[WRITTEN TASK] With the pictures omitted, write out the entries that follow exactly as they stand.
[BEGIN EXTRACTED ENTRIES]
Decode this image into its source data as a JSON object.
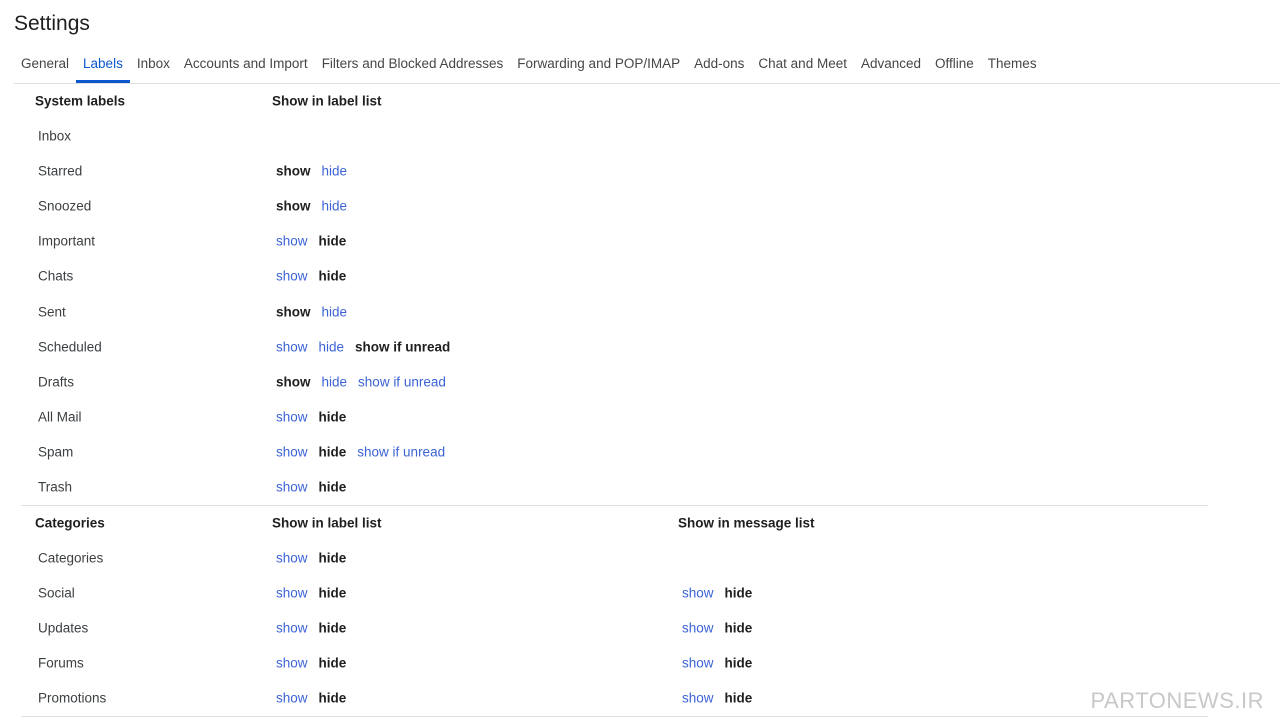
{
  "page_title": "Settings",
  "tabs": [
    {
      "label": "General",
      "active": false
    },
    {
      "label": "Labels",
      "active": true
    },
    {
      "label": "Inbox",
      "active": false
    },
    {
      "label": "Accounts and Import",
      "active": false
    },
    {
      "label": "Filters and Blocked Addresses",
      "active": false
    },
    {
      "label": "Forwarding and POP/IMAP",
      "active": false
    },
    {
      "label": "Add-ons",
      "active": false
    },
    {
      "label": "Chat and Meet",
      "active": false
    },
    {
      "label": "Advanced",
      "active": false
    },
    {
      "label": "Offline",
      "active": false
    },
    {
      "label": "Themes",
      "active": false
    }
  ],
  "system_labels": {
    "heading": "System labels",
    "col_label_list": "Show in label list",
    "rows": [
      {
        "name": "Inbox",
        "options": []
      },
      {
        "name": "Starred",
        "options": [
          {
            "text": "show",
            "selected": true
          },
          {
            "text": "hide",
            "selected": false
          }
        ]
      },
      {
        "name": "Snoozed",
        "options": [
          {
            "text": "show",
            "selected": true
          },
          {
            "text": "hide",
            "selected": false
          }
        ]
      },
      {
        "name": "Important",
        "options": [
          {
            "text": "show",
            "selected": false
          },
          {
            "text": "hide",
            "selected": true
          }
        ]
      },
      {
        "name": "Chats",
        "options": [
          {
            "text": "show",
            "selected": false
          },
          {
            "text": "hide",
            "selected": true
          }
        ]
      },
      {
        "name": "Sent",
        "options": [
          {
            "text": "show",
            "selected": true
          },
          {
            "text": "hide",
            "selected": false
          }
        ]
      },
      {
        "name": "Scheduled",
        "options": [
          {
            "text": "show",
            "selected": false
          },
          {
            "text": "hide",
            "selected": false
          },
          {
            "text": "show if unread",
            "selected": true
          }
        ]
      },
      {
        "name": "Drafts",
        "options": [
          {
            "text": "show",
            "selected": true
          },
          {
            "text": "hide",
            "selected": false
          },
          {
            "text": "show if unread",
            "selected": false
          }
        ]
      },
      {
        "name": "All Mail",
        "options": [
          {
            "text": "show",
            "selected": false
          },
          {
            "text": "hide",
            "selected": true
          }
        ]
      },
      {
        "name": "Spam",
        "options": [
          {
            "text": "show",
            "selected": false
          },
          {
            "text": "hide",
            "selected": true
          },
          {
            "text": "show if unread",
            "selected": false
          }
        ]
      },
      {
        "name": "Trash",
        "options": [
          {
            "text": "show",
            "selected": false
          },
          {
            "text": "hide",
            "selected": true
          }
        ]
      }
    ]
  },
  "categories": {
    "heading": "Categories",
    "col_label_list": "Show in label list",
    "col_message_list": "Show in message list",
    "rows": [
      {
        "name": "Categories",
        "label_options": [
          {
            "text": "show",
            "selected": false
          },
          {
            "text": "hide",
            "selected": true
          }
        ],
        "message_options": []
      },
      {
        "name": "Social",
        "label_options": [
          {
            "text": "show",
            "selected": false
          },
          {
            "text": "hide",
            "selected": true
          }
        ],
        "message_options": [
          {
            "text": "show",
            "selected": false
          },
          {
            "text": "hide",
            "selected": true
          }
        ]
      },
      {
        "name": "Updates",
        "label_options": [
          {
            "text": "show",
            "selected": false
          },
          {
            "text": "hide",
            "selected": true
          }
        ],
        "message_options": [
          {
            "text": "show",
            "selected": false
          },
          {
            "text": "hide",
            "selected": true
          }
        ]
      },
      {
        "name": "Forums",
        "label_options": [
          {
            "text": "show",
            "selected": false
          },
          {
            "text": "hide",
            "selected": true
          }
        ],
        "message_options": [
          {
            "text": "show",
            "selected": false
          },
          {
            "text": "hide",
            "selected": true
          }
        ]
      },
      {
        "name": "Promotions",
        "label_options": [
          {
            "text": "show",
            "selected": false
          },
          {
            "text": "hide",
            "selected": true
          }
        ],
        "message_options": [
          {
            "text": "show",
            "selected": false
          },
          {
            "text": "hide",
            "selected": true
          }
        ]
      }
    ]
  },
  "watermark": "PARTONEWS.IR",
  "colors": {
    "accent": "#0b57d0",
    "link": "#3c63d6",
    "text": "#1f1f1f"
  }
}
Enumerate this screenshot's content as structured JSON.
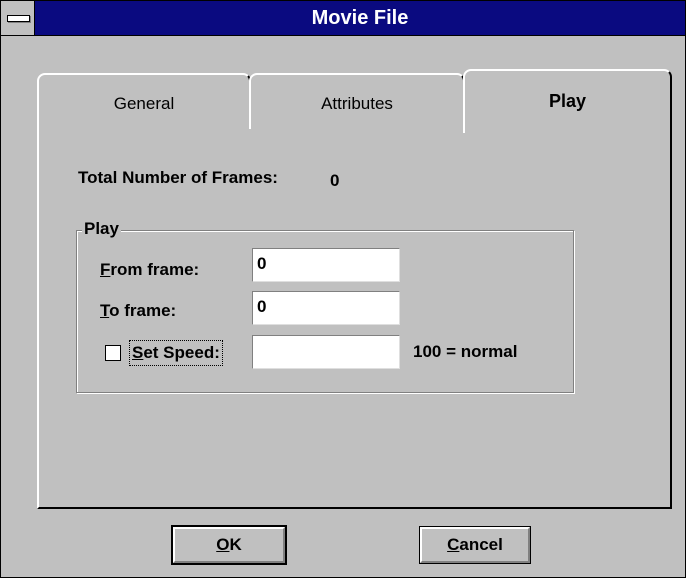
{
  "window": {
    "title": "Movie File"
  },
  "tabs": [
    {
      "label": "General",
      "selected": false
    },
    {
      "label": "Attributes",
      "selected": false
    },
    {
      "label": "Play",
      "selected": true
    }
  ],
  "play_tab": {
    "total_frames_label": "Total Number of Frames:",
    "total_frames_value": "0",
    "group_title": "Play",
    "from_frame": {
      "label_u": "F",
      "label_rest": "rom frame:",
      "value": "0"
    },
    "to_frame": {
      "label_u": "T",
      "label_rest": "o frame:",
      "value": "0"
    },
    "set_speed": {
      "label_u": "S",
      "label_rest": "et Speed:",
      "checked": false,
      "value": "",
      "hint": "100 = normal"
    }
  },
  "buttons": {
    "ok": {
      "label_u": "O",
      "label_rest": "K"
    },
    "cancel": {
      "label_u": "C",
      "label_rest": "ancel"
    }
  }
}
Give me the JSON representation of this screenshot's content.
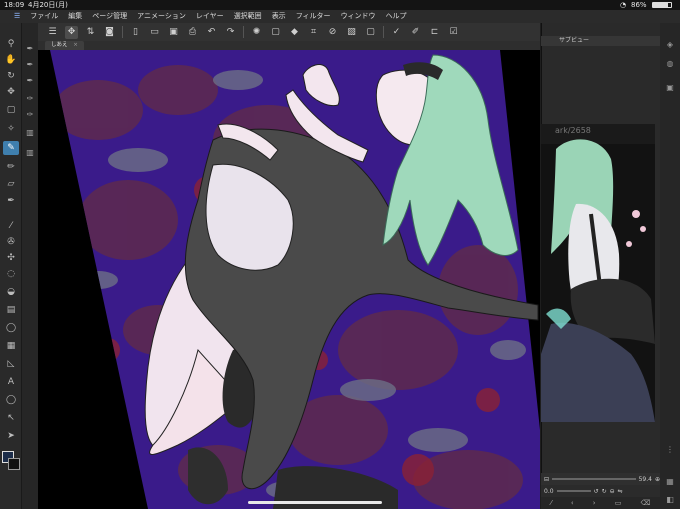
{
  "status": {
    "time": "18:09",
    "date": "4月20日(月)",
    "battery": "86%"
  },
  "menu": [
    "ファイル",
    "編集",
    "ページ管理",
    "アニメーション",
    "レイヤー",
    "選択範囲",
    "表示",
    "フィルター",
    "ウィンドウ",
    "ヘルプ"
  ],
  "document_tab": "しあえ",
  "panel": {
    "title": "サブビュー",
    "subview_watermark": "ark/2658"
  },
  "navigator": {
    "zoom": "59.4",
    "rotation": "0.0"
  },
  "colors": {
    "accent": "#3f7fae",
    "canvas_bg": "#000000",
    "hair": "#9fd9bb",
    "dress": "#4a4a4a",
    "pattern_purple": "#3f1d8c"
  }
}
[END EXTRACTED ENTRIES]
[EXERCISE RESPONSE]
Decode this image into its source data as a JSON object.
{
  "page_title": "Settings",
  "tabs": [
    {
      "label": "General",
      "active": false
    },
    {
      "label": "Labels",
      "active": true
    },
    {
      "label": "Inbox",
      "active": false
    },
    {
      "label": "Accounts and Import",
      "active": false
    },
    {
      "label": "Filters and Blocked Addresses",
      "active": false
    },
    {
      "label": "Forwarding and POP/IMAP",
      "active": false
    },
    {
      "label": "Add-ons",
      "active": false
    },
    {
      "label": "Chat and Meet",
      "active": false
    },
    {
      "label": "Advanced",
      "active": false
    },
    {
      "label": "Offline",
      "active": false
    },
    {
      "label": "Themes",
      "active": false
    }
  ],
  "system_labels": {
    "heading": "System labels",
    "col_label_list": "Show in label list",
    "rows": [
      {
        "name": "Inbox",
        "options": []
      },
      {
        "name": "Starred",
        "options": [
          {
            "text": "show",
            "selected": true
          },
          {
            "text": "hide",
            "selected": false
          }
        ]
      },
      {
        "name": "Snoozed",
        "options": [
          {
            "text": "show",
            "selected": true
          },
          {
            "text": "hide",
            "selected": false
          }
        ]
      },
      {
        "name": "Important",
        "options": [
          {
            "text": "show",
            "selected": false
          },
          {
            "text": "hide",
            "selected": true
          }
        ]
      },
      {
        "name": "Chats",
        "options": [
          {
            "text": "show",
            "selected": false
          },
          {
            "text": "hide",
            "selected": true
          }
        ]
      },
      {
        "name": "Sent",
        "options": [
          {
            "text": "show",
            "selected": true
          },
          {
            "text": "hide",
            "selected": false
          }
        ]
      },
      {
        "name": "Scheduled",
        "options": [
          {
            "text": "show",
            "selected": false
          },
          {
            "text": "hide",
            "selected": false
          },
          {
            "text": "show if unread",
            "selected": true
          }
        ]
      },
      {
        "name": "Drafts",
        "options": [
          {
            "text": "show",
            "selected": true
          },
          {
            "text": "hide",
            "selected": false
          },
          {
            "text": "show if unread",
            "selected": false
          }
        ]
      },
      {
        "name": "All Mail",
        "options": [
          {
            "text": "show",
            "selected": false
          },
          {
            "text": "hide",
            "selected": true
          }
        ]
      },
      {
        "name": "Spam",
        "options": [
          {
            "text": "show",
            "selected": false
          },
          {
            "text": "hide",
            "selected": true
          },
          {
            "text": "show if unread",
            "selected": false
          }
        ]
      },
      {
        "name": "Trash",
        "options": [
          {
            "text": "show",
            "selected": false
          },
          {
            "text": "hide",
            "selected": true
          }
        ]
      }
    ]
  },
  "categories": {
    "heading": "Categories",
    "col_label_list": "Show in label list",
    "col_message_list": "Show in message list",
    "rows": [
      {
        "name": "Categories",
        "label_options": [
          {
            "text": "show",
            "selected": false
          },
          {
            "text": "hide",
            "selected": true
          }
        ],
        "message_options": []
      },
      {
        "name": "Social",
        "label_options": [
          {
            "text": "show",
            "selected": false
          },
          {
            "text": "hide",
            "selected": true
          }
        ],
        "message_options": [
          {
            "text": "show",
            "selected": false
          },
          {
            "text": "hide",
            "selected": true
          }
        ]
      },
      {
        "name": "Updates",
        "label_options": [
          {
            "text": "show",
            "selected": false
          },
          {
            "text": "hide",
            "selected": true
          }
        ],
        "message_options": [
          {
            "text": "show",
            "selected": false
          },
          {
            "text": "hide",
            "selected": true
          }
        ]
      },
      {
        "name": "Forums",
        "label_options": [
          {
            "text": "show",
            "selected": false
          },
          {
            "text": "hide",
            "selected": true
          }
        ],
        "message_options": [
          {
            "text": "show",
            "selected": false
          },
          {
            "text": "hide",
            "selected": true
          }
        ]
      },
      {
        "name": "Promotions",
        "label_options": [
          {
            "text": "show",
            "selected": false
          },
          {
            "text": "hide",
            "selected": true
          }
        ],
        "message_options": [
          {
            "text": "show",
            "selected": false
          },
          {
            "text": "hide",
            "selected": true
          }
        ]
      }
    ]
  },
  "watermark": "PARTONEWS.IR",
  "colors": {
    "accent": "#0b57d0",
    "link": "#3c63d6",
    "text": "#1f1f1f"
  }
}
Enumerate this screenshot's content as structured JSON.
{
  "window": {
    "title": "Movie File"
  },
  "tabs": [
    {
      "label": "General",
      "selected": false
    },
    {
      "label": "Attributes",
      "selected": false
    },
    {
      "label": "Play",
      "selected": true
    }
  ],
  "play_tab": {
    "total_frames_label": "Total Number of Frames:",
    "total_frames_value": "0",
    "group_title": "Play",
    "from_frame": {
      "label_u": "F",
      "label_rest": "rom frame:",
      "value": "0"
    },
    "to_frame": {
      "label_u": "T",
      "label_rest": "o frame:",
      "value": "0"
    },
    "set_speed": {
      "label_u": "S",
      "label_rest": "et Speed:",
      "checked": false,
      "value": "",
      "hint": "100 = normal"
    }
  },
  "buttons": {
    "ok": {
      "label_u": "O",
      "label_rest": "K"
    },
    "cancel": {
      "label_u": "C",
      "label_rest": "ancel"
    }
  }
}
Give me the JSON representation of this screenshot's content.
{
  "status": {
    "time": "18:09",
    "date": "4月20日(月)",
    "battery": "86%"
  },
  "menu": [
    "ファイル",
    "編集",
    "ページ管理",
    "アニメーション",
    "レイヤー",
    "選択範囲",
    "表示",
    "フィルター",
    "ウィンドウ",
    "ヘルプ"
  ],
  "document_tab": "しあえ",
  "panel": {
    "title": "サブビュー",
    "subview_watermark": "ark/2658"
  },
  "navigator": {
    "zoom": "59.4",
    "rotation": "0.0"
  },
  "colors": {
    "accent": "#3f7fae",
    "canvas_bg": "#000000",
    "hair": "#9fd9bb",
    "dress": "#4a4a4a",
    "pattern_purple": "#3f1d8c"
  }
}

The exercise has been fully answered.